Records
>>>>>

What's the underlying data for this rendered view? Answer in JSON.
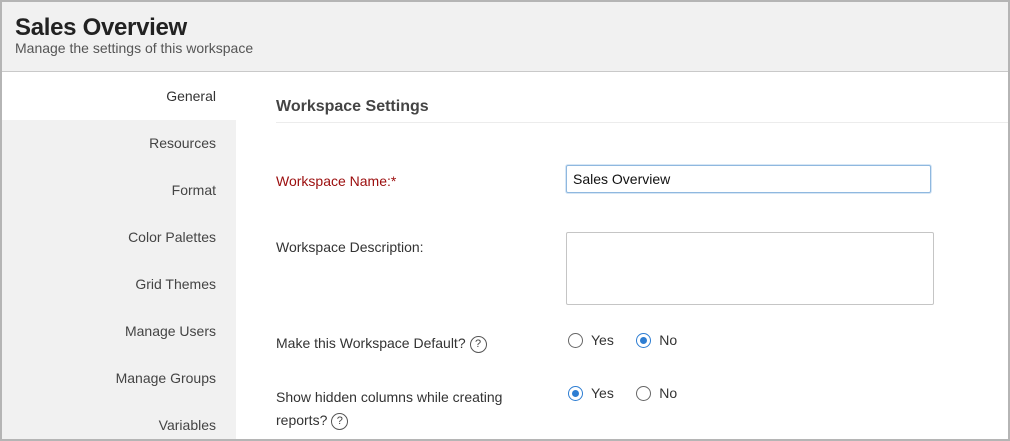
{
  "header": {
    "title": "Sales Overview",
    "subtitle": "Manage the settings of this workspace"
  },
  "sidebar": {
    "items": [
      {
        "label": "General",
        "active": true
      },
      {
        "label": "Resources",
        "active": false
      },
      {
        "label": "Format",
        "active": false
      },
      {
        "label": "Color Palettes",
        "active": false
      },
      {
        "label": "Grid Themes",
        "active": false
      },
      {
        "label": "Manage Users",
        "active": false
      },
      {
        "label": "Manage Groups",
        "active": false
      },
      {
        "label": "Variables",
        "active": false
      }
    ]
  },
  "main": {
    "section_title": "Workspace Settings",
    "workspace_name": {
      "label": "Workspace Name:*",
      "value": "Sales Overview"
    },
    "workspace_description": {
      "label": "Workspace Description:",
      "value": ""
    },
    "default_workspace": {
      "label": "Make this Workspace Default?",
      "help_icon": "?",
      "options": [
        "Yes",
        "No"
      ],
      "selected": "No"
    },
    "hidden_columns": {
      "label_line1": "Show hidden columns while creating",
      "label_line2": "reports?",
      "help_icon": "?",
      "options": [
        "Yes",
        "No"
      ],
      "selected": "Yes"
    }
  },
  "colors": {
    "required_label": "#9b0d0d",
    "radio_accent": "#2d7dd2",
    "sidebar_bg": "#f1f1f1"
  }
}
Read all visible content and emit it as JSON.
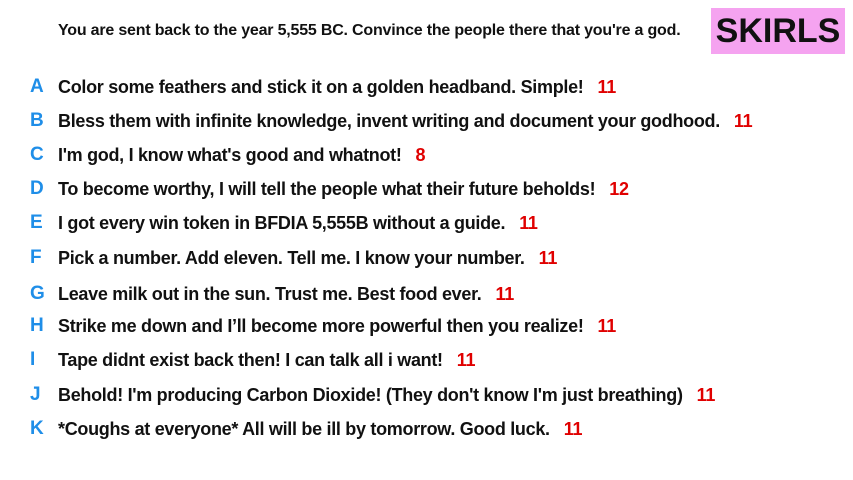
{
  "prompt": "You are sent back to the year 5,555 BC. Convince the people there that you're a god.",
  "logo": "SKIRLS",
  "colors": {
    "letter": "#1f8ee8",
    "score": "#e00000",
    "logo_bg": "#f5a3f0"
  },
  "options": [
    {
      "letter": "A",
      "text": "Color some feathers and stick it on a golden headband. Simple!",
      "score": "11"
    },
    {
      "letter": "B",
      "text": "Bless them with infinite knowledge, invent writing and document your godhood.",
      "score": "11"
    },
    {
      "letter": "C",
      "text": "I'm god, I know what's good and whatnot!",
      "score": "8"
    },
    {
      "letter": "D",
      "text": "To become worthy, I will tell the people what their future beholds!",
      "score": "12"
    },
    {
      "letter": "E",
      "text": "I got every win token in BFDIA 5,555B without a guide.",
      "score": "11"
    },
    {
      "letter": "F",
      "text": "Pick a number. Add eleven. Tell me. I know your number.",
      "score": "11"
    },
    {
      "letter": "G",
      "text": "Leave milk out in the sun. Trust me. Best food ever.",
      "score": "11"
    },
    {
      "letter": "H",
      "text": "Strike me down and I’ll become more powerful then you realize!",
      "score": "11"
    },
    {
      "letter": "I",
      "text": "Tape didnt exist back then! I can talk all i want!",
      "score": "11"
    },
    {
      "letter": "J",
      "text": "Behold! I'm producing Carbon Dioxide! (They don't know I'm just breathing)",
      "score": "11"
    },
    {
      "letter": "K",
      "text": "*Coughs at everyone* All will be ill by tomorrow. Good luck.",
      "score": "11"
    }
  ]
}
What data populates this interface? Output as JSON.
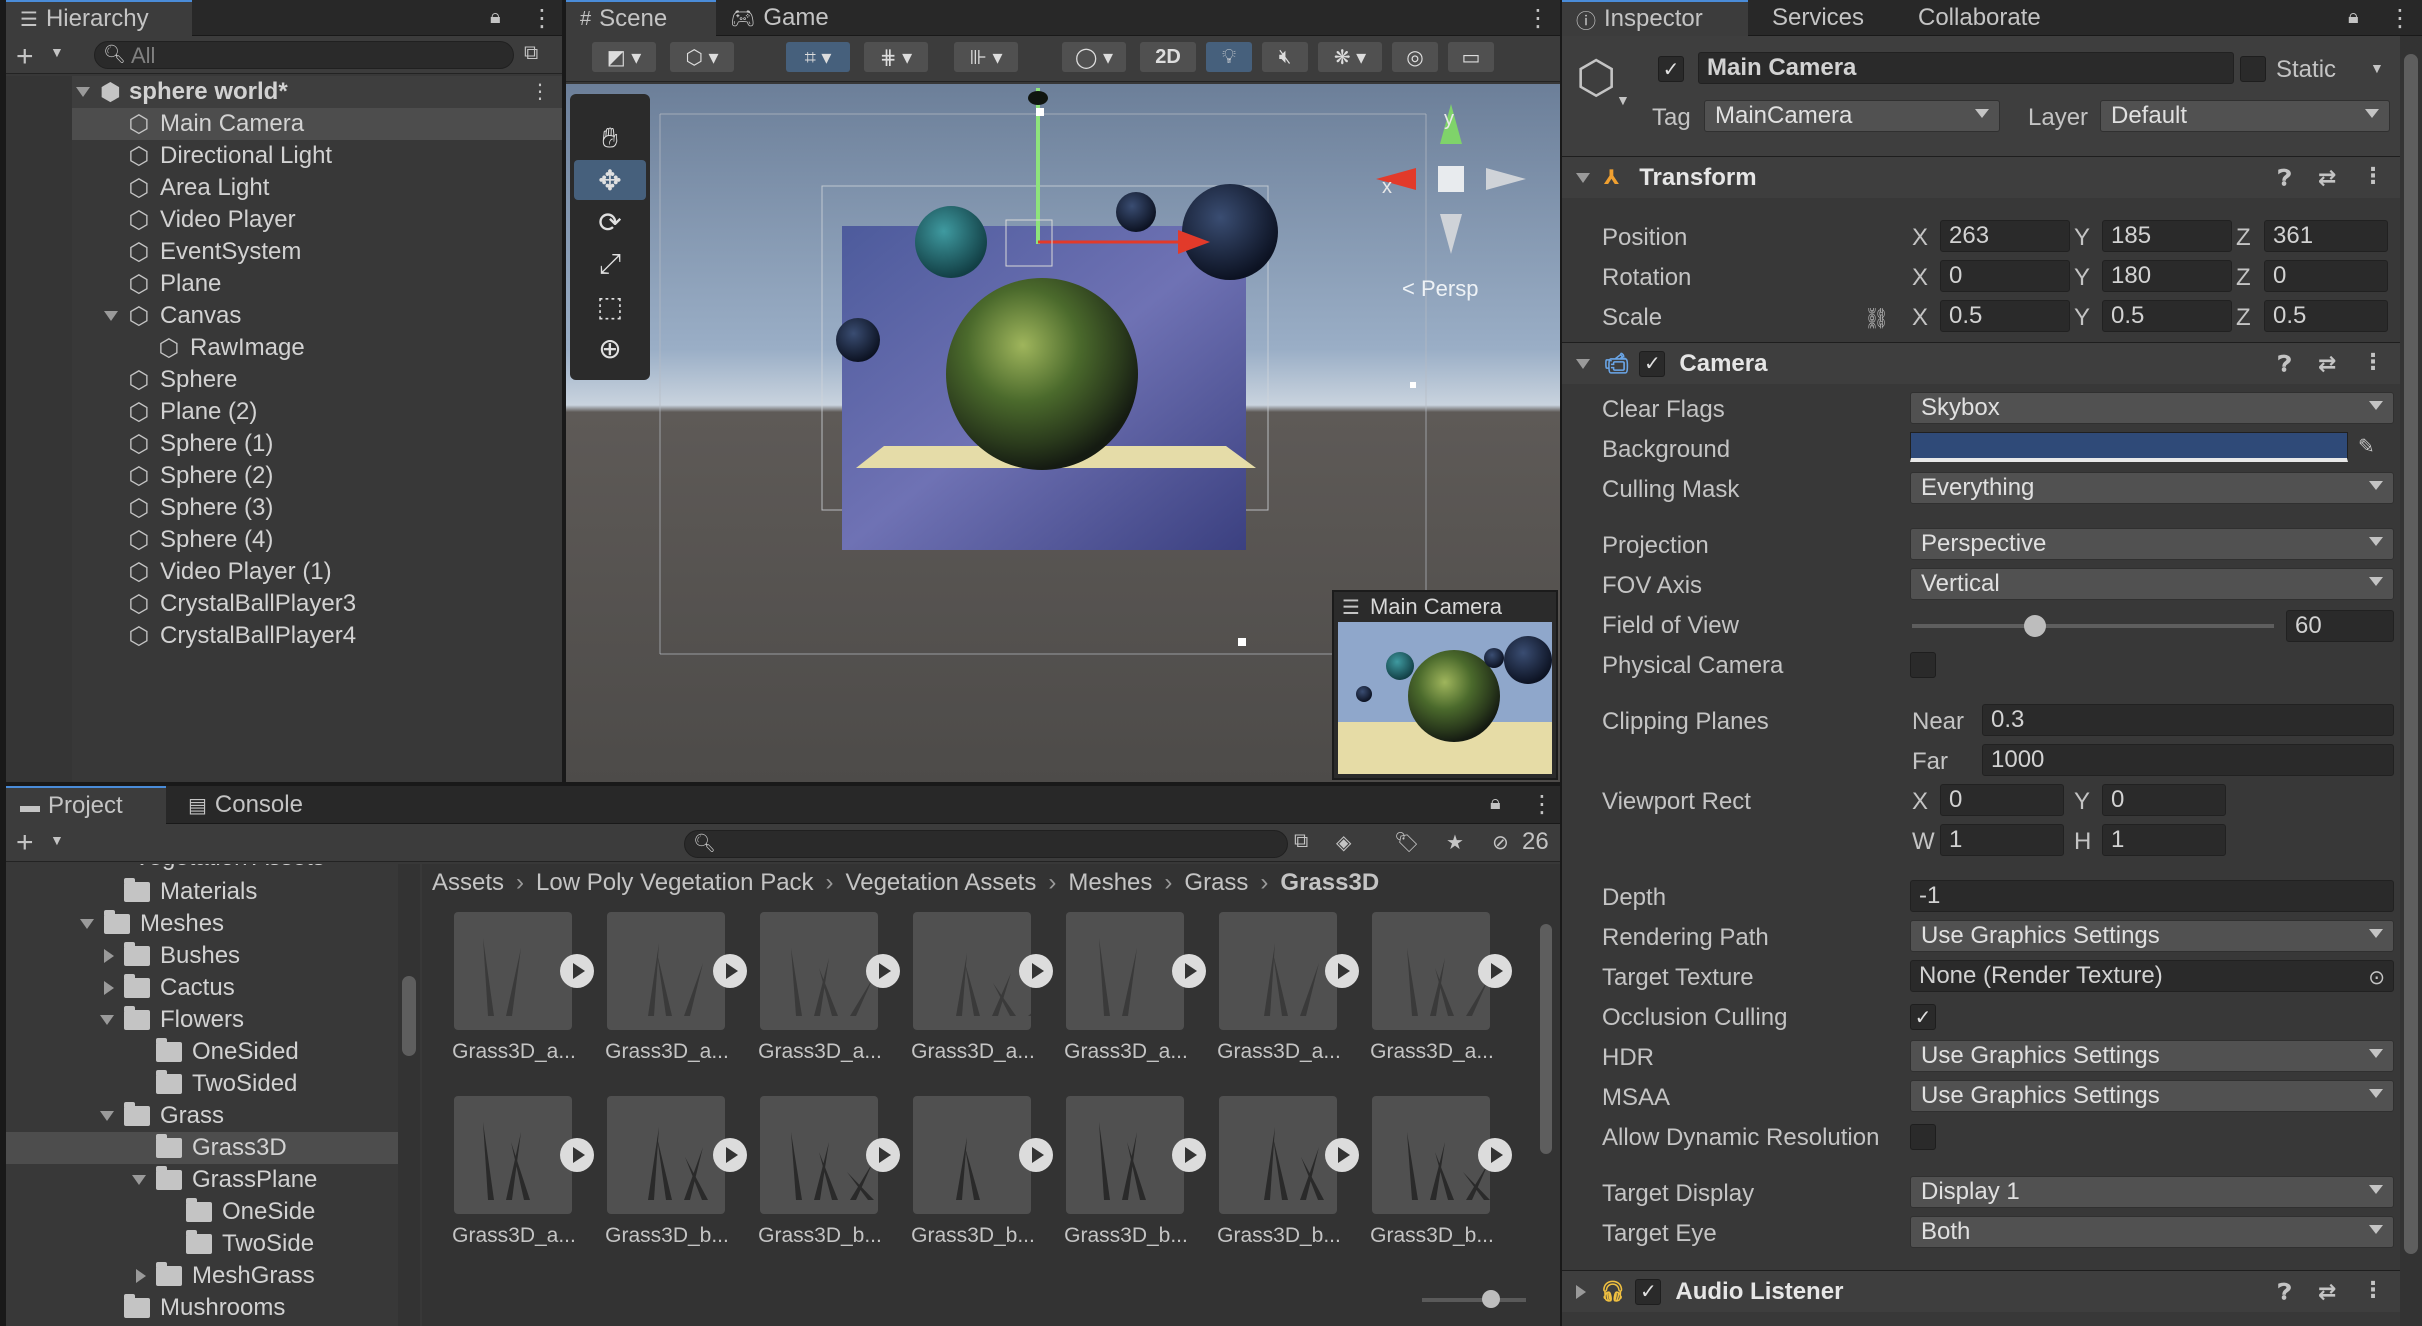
{
  "hierarchy": {
    "tab_label": "Hierarchy",
    "search_placeholder": "All",
    "scene_name": "sphere world*",
    "items": [
      {
        "label": "Main Camera",
        "selected": true
      },
      {
        "label": "Directional Light"
      },
      {
        "label": "Area Light"
      },
      {
        "label": "Video Player"
      },
      {
        "label": "EventSystem"
      },
      {
        "label": "Plane"
      },
      {
        "label": "Canvas",
        "expanded": true
      },
      {
        "label": "RawImage",
        "child": true
      },
      {
        "label": "Sphere"
      },
      {
        "label": "Plane (2)"
      },
      {
        "label": "Sphere (1)"
      },
      {
        "label": "Sphere (2)"
      },
      {
        "label": "Sphere (3)"
      },
      {
        "label": "Sphere (4)"
      },
      {
        "label": "Video Player (1)"
      },
      {
        "label": "CrystalBallPlayer3"
      },
      {
        "label": "CrystalBallPlayer4"
      }
    ]
  },
  "scene": {
    "tab_scene": "Scene",
    "tab_game": "Game",
    "btn_2d": "2D",
    "persp_label": "< Persp",
    "axis_x": "x",
    "axis_y": "y",
    "camera_preview_title": "Main Camera"
  },
  "project": {
    "tab_project": "Project",
    "tab_console": "Console",
    "hidden_count": "26",
    "clipped_item": "Vegetation Assets",
    "tree": [
      {
        "label": "Materials",
        "indent": 1
      },
      {
        "label": "Meshes",
        "indent": 0,
        "expanded": true
      },
      {
        "label": "Bushes",
        "indent": 2,
        "collapsed": true
      },
      {
        "label": "Cactus",
        "indent": 2,
        "collapsed": true
      },
      {
        "label": "Flowers",
        "indent": 2,
        "expanded": true
      },
      {
        "label": "OneSided",
        "indent": 3
      },
      {
        "label": "TwoSided",
        "indent": 3
      },
      {
        "label": "Grass",
        "indent": 2,
        "expanded": true
      },
      {
        "label": "Grass3D",
        "indent": 3,
        "selected": true
      },
      {
        "label": "GrassPlane",
        "indent": 3,
        "expanded": true
      },
      {
        "label": "OneSide",
        "indent": 4
      },
      {
        "label": "TwoSide",
        "indent": 4
      },
      {
        "label": "MeshGrass",
        "indent": 3,
        "collapsed": true
      },
      {
        "label": "Mushrooms",
        "indent": 1
      }
    ],
    "breadcrumb": [
      "Assets",
      "Low Poly Vegetation Pack",
      "Vegetation Assets",
      "Meshes",
      "Grass",
      "Grass3D"
    ],
    "assets_row1": [
      "Grass3D_a...",
      "Grass3D_a...",
      "Grass3D_a...",
      "Grass3D_a...",
      "Grass3D_a...",
      "Grass3D_a...",
      "Grass3D_a..."
    ],
    "assets_row2": [
      "Grass3D_a...",
      "Grass3D_b...",
      "Grass3D_b...",
      "Grass3D_b...",
      "Grass3D_b...",
      "Grass3D_b...",
      "Grass3D_b..."
    ]
  },
  "inspector": {
    "tab_inspector": "Inspector",
    "tab_services": "Services",
    "tab_collaborate": "Collaborate",
    "object_name": "Main Camera",
    "static_label": "Static",
    "tag_label": "Tag",
    "tag_value": "MainCamera",
    "layer_label": "Layer",
    "layer_value": "Default",
    "transform": {
      "title": "Transform",
      "position_label": "Position",
      "rotation_label": "Rotation",
      "scale_label": "Scale",
      "position": {
        "x": "263",
        "y": "185",
        "z": "361"
      },
      "rotation": {
        "x": "0",
        "y": "180",
        "z": "0"
      },
      "scale": {
        "x": "0.5",
        "y": "0.5",
        "z": "0.5"
      },
      "axis_x": "X",
      "axis_y": "Y",
      "axis_z": "Z"
    },
    "camera": {
      "title": "Camera",
      "clear_flags_label": "Clear Flags",
      "clear_flags_value": "Skybox",
      "background_label": "Background",
      "background_color": "#2f4a78",
      "culling_mask_label": "Culling Mask",
      "culling_mask_value": "Everything",
      "projection_label": "Projection",
      "projection_value": "Perspective",
      "fov_axis_label": "FOV Axis",
      "fov_axis_value": "Vertical",
      "fov_label": "Field of View",
      "fov_value": "60",
      "fov_slider_fraction": 0.34,
      "physical_label": "Physical Camera",
      "clipping_label": "Clipping Planes",
      "near_label": "Near",
      "near_value": "0.3",
      "far_label": "Far",
      "far_value": "1000",
      "viewport_label": "Viewport Rect",
      "vp_x_label": "X",
      "vp_x": "0",
      "vp_y_label": "Y",
      "vp_y": "0",
      "vp_w_label": "W",
      "vp_w": "1",
      "vp_h_label": "H",
      "vp_h": "1",
      "depth_label": "Depth",
      "depth_value": "-1",
      "rendering_path_label": "Rendering Path",
      "rendering_path_value": "Use Graphics Settings",
      "target_texture_label": "Target Texture",
      "target_texture_value": "None (Render Texture)",
      "occlusion_label": "Occlusion Culling",
      "hdr_label": "HDR",
      "hdr_value": "Use Graphics Settings",
      "msaa_label": "MSAA",
      "msaa_value": "Use Graphics Settings",
      "dynres_label": "Allow Dynamic Resolution",
      "target_display_label": "Target Display",
      "target_display_value": "Display 1",
      "target_eye_label": "Target Eye",
      "target_eye_value": "Both"
    },
    "audio_listener_title": "Audio Listener"
  }
}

<<<<<

Reproduce every line from the entries that holds the word "Overview".

    "title": "Sales Overview",
      "value": "Sales Overview"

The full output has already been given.